=== WHAT YOU HAVE TO DO ===
Gather each line of the records where "text" appears.

____

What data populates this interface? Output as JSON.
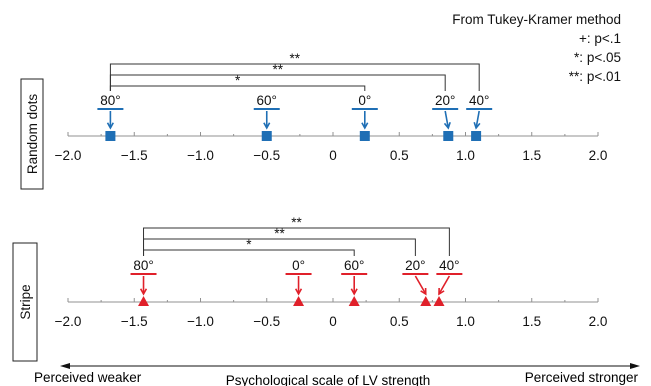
{
  "legend": {
    "title": "From Tukey-Kramer method",
    "entries": [
      {
        "symbol": "+:",
        "text": "p<.1"
      },
      {
        "symbol": "*:",
        "text": "p<.05"
      },
      {
        "symbol": "**:",
        "text": "p<.01"
      }
    ]
  },
  "colors": {
    "blue": "#1f6fb5",
    "red": "#e0202a",
    "axis": "#909090",
    "text": "#111111"
  },
  "chart_data": [
    {
      "type": "scatter",
      "panel_label": "Random dots",
      "marker": "square",
      "color": "#1f6fb5",
      "xlim": [
        -2.0,
        2.0
      ],
      "ticks": [
        -2.0,
        -1.5,
        -1.0,
        -0.5,
        0,
        0.5,
        1.0,
        1.5,
        2.0
      ],
      "tick_labels": [
        "−2.0",
        "−1.5",
        "−1.0",
        "−0.5",
        "0",
        "0.5",
        "1.0",
        "1.5",
        "2.0"
      ],
      "points": [
        {
          "label": "80°",
          "x": -1.68
        },
        {
          "label": "60°",
          "x": -0.5
        },
        {
          "label": "0°",
          "x": 0.24
        },
        {
          "label": "20°",
          "x": 0.87
        },
        {
          "label": "40°",
          "x": 1.08
        }
      ],
      "comparisons": [
        {
          "from": "80°",
          "to": "40°",
          "sig": "**"
        },
        {
          "from": "80°",
          "to": "20°",
          "sig": "**"
        },
        {
          "from": "80°",
          "to": "0°",
          "sig": "*"
        }
      ]
    },
    {
      "type": "scatter",
      "panel_label": "Stripe",
      "marker": "triangle",
      "color": "#e0202a",
      "xlim": [
        -2.0,
        2.0
      ],
      "ticks": [
        -2.0,
        -1.5,
        -1.0,
        -0.5,
        0,
        0.5,
        1.0,
        1.5,
        2.0
      ],
      "tick_labels": [
        "−2.0",
        "−1.5",
        "−1.0",
        "−0.5",
        "0",
        "0.5",
        "1.0",
        "1.5",
        "2.0"
      ],
      "points": [
        {
          "label": "80°",
          "x": -1.43
        },
        {
          "label": "0°",
          "x": -0.26
        },
        {
          "label": "60°",
          "x": 0.16
        },
        {
          "label": "20°",
          "x": 0.7
        },
        {
          "label": "40°",
          "x": 0.8
        }
      ],
      "comparisons": [
        {
          "from": "80°",
          "to": "40°",
          "sig": "**"
        },
        {
          "from": "80°",
          "to": "20°",
          "sig": "**"
        },
        {
          "from": "80°",
          "to": "60°",
          "sig": "*"
        }
      ]
    }
  ],
  "scale": {
    "left_label": "Perceived weaker",
    "center_label": "Psychological scale of LV strength",
    "right_label": "Perceived stronger"
  }
}
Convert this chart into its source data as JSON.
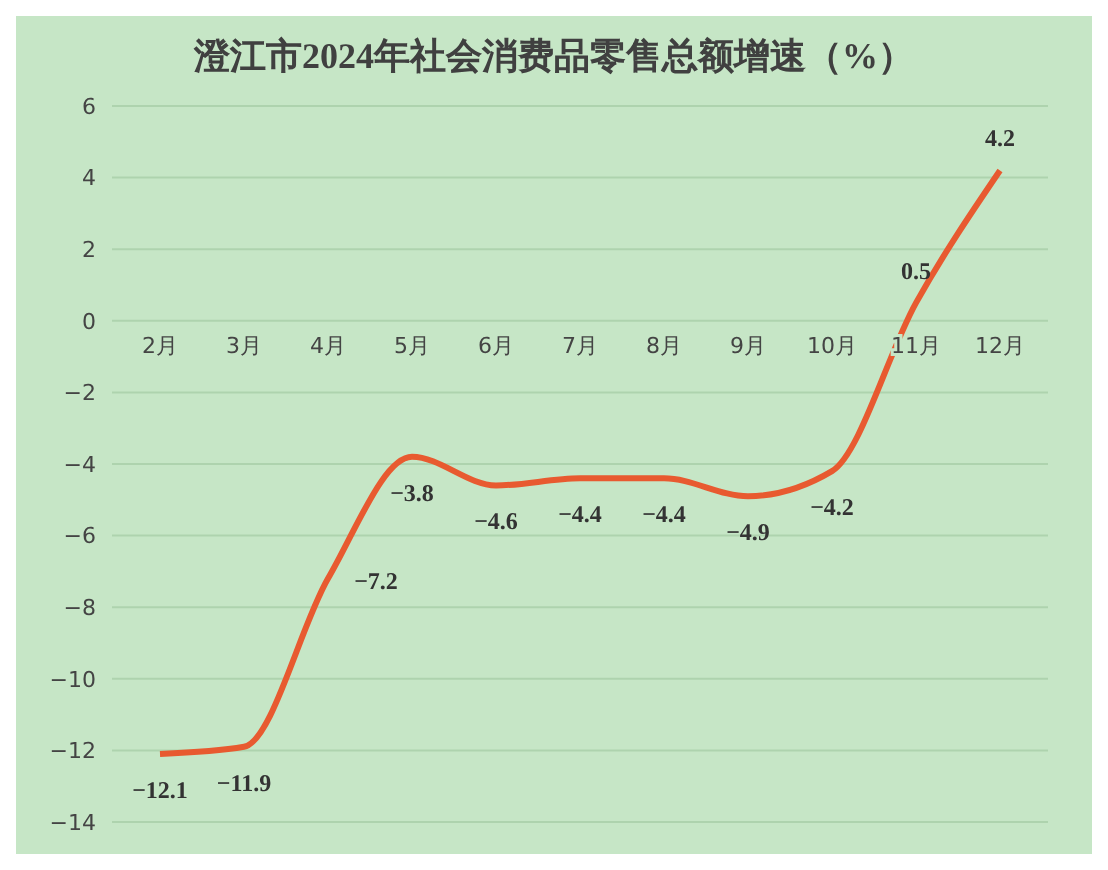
{
  "chart_data": {
    "type": "line",
    "title": "澄江市2024年社会消费品零售总额增速（%）",
    "categories": [
      "2月",
      "3月",
      "4月",
      "5月",
      "6月",
      "7月",
      "8月",
      "9月",
      "10月",
      "11月",
      "12月"
    ],
    "series": [
      {
        "color": "#e85a30",
        "values": [
          -12.1,
          -11.9,
          -7.2,
          -3.8,
          -4.6,
          -4.4,
          -4.4,
          -4.9,
          -4.2,
          0.5,
          4.2
        ]
      }
    ],
    "ylim": [
      -14,
      6
    ],
    "yticks": [
      -14,
      -12,
      -10,
      -8,
      -6,
      -4,
      -2,
      0,
      2,
      4,
      6
    ],
    "grid": "y",
    "data_labels": true,
    "marker": "none",
    "line_style": "solid"
  }
}
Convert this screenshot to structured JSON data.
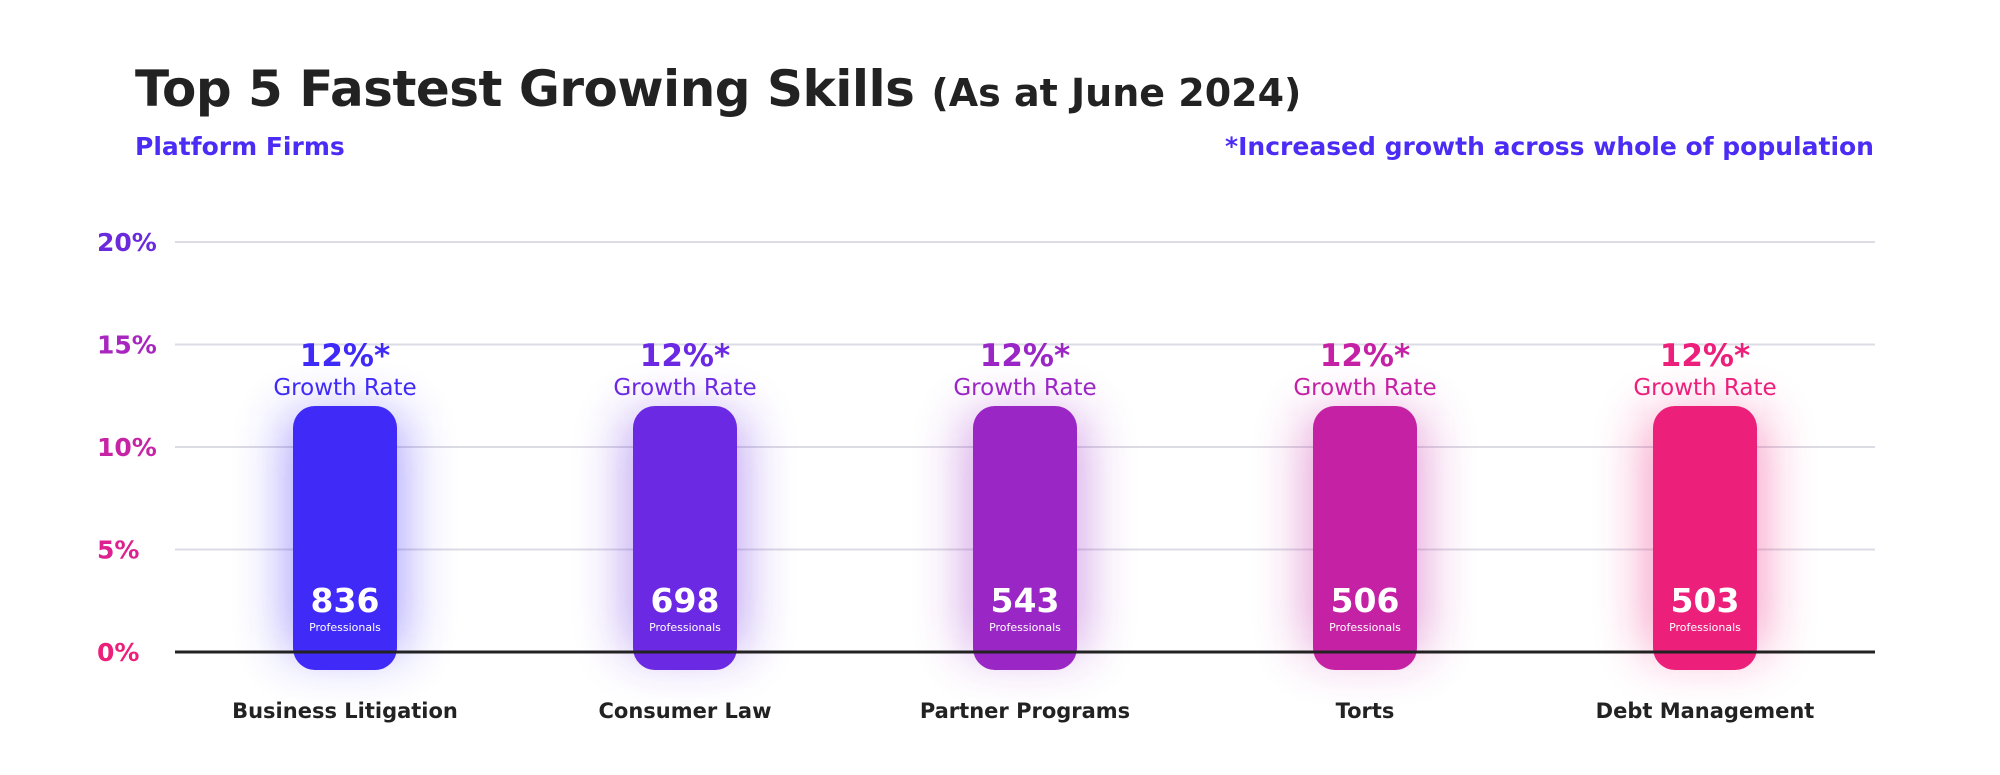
{
  "title": "Top 5 Fastest Growing Skills",
  "title_suffix": "(As at June 2024)",
  "subtitle_left": "Platform Firms",
  "subtitle_right": "*Increased growth across whole of population",
  "chart_data": {
    "type": "bar",
    "categories": [
      "Business Litigation",
      "Consumer Law",
      "Partner Programs",
      "Torts",
      "Debt Management"
    ],
    "values": [
      12,
      12,
      12,
      12,
      12
    ],
    "growth_labels": [
      "12%*",
      "12%*",
      "12%*",
      "12%*",
      "12%*"
    ],
    "growth_caption": "Growth Rate",
    "professionals": [
      "836",
      "698",
      "543",
      "506",
      "503"
    ],
    "professionals_caption": "Professionals",
    "y_ticks": [
      "0%",
      "5%",
      "10%",
      "15%",
      "20%"
    ],
    "ylim": [
      0,
      20
    ],
    "grid": true,
    "bar_colors": [
      "#3f2af8",
      "#6b29e3",
      "#9a26c6",
      "#c521a4",
      "#ec1f7a"
    ],
    "tick_colors": [
      "#ec1f7a",
      "#dd2190",
      "#c723a5",
      "#a925c0",
      "#6b2bdd"
    ],
    "accent": "#4a2cf5"
  }
}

____

=== EXERCISE RESPONSE ===
        "text": "p<.1"
        "text": "p<.05"
        "text": "p<.01"
    "text": "#111111"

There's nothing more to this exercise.